BRIEF: Copy each line of the records that holds the string "icon".
◆ ◆ ◆ ◆ ◆ ◆ ◆
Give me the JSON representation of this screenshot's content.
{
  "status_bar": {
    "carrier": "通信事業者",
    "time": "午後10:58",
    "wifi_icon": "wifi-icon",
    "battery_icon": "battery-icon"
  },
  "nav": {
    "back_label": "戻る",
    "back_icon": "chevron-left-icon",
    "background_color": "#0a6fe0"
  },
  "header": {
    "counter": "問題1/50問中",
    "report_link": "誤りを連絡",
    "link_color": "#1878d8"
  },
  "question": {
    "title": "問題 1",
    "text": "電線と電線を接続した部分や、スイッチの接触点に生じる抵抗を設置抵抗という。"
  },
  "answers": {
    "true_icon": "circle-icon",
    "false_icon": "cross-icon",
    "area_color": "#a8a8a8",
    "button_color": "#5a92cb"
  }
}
◆ ◆ ◆ ◆ ◆ ◆ ◆
RESPONSE:
    "wifi_icon": "wifi-icon",
    "battery_icon": "battery-icon"
    "back_icon": "chevron-left-icon",
    "true_icon": "circle-icon",
    "false_icon": "cross-icon",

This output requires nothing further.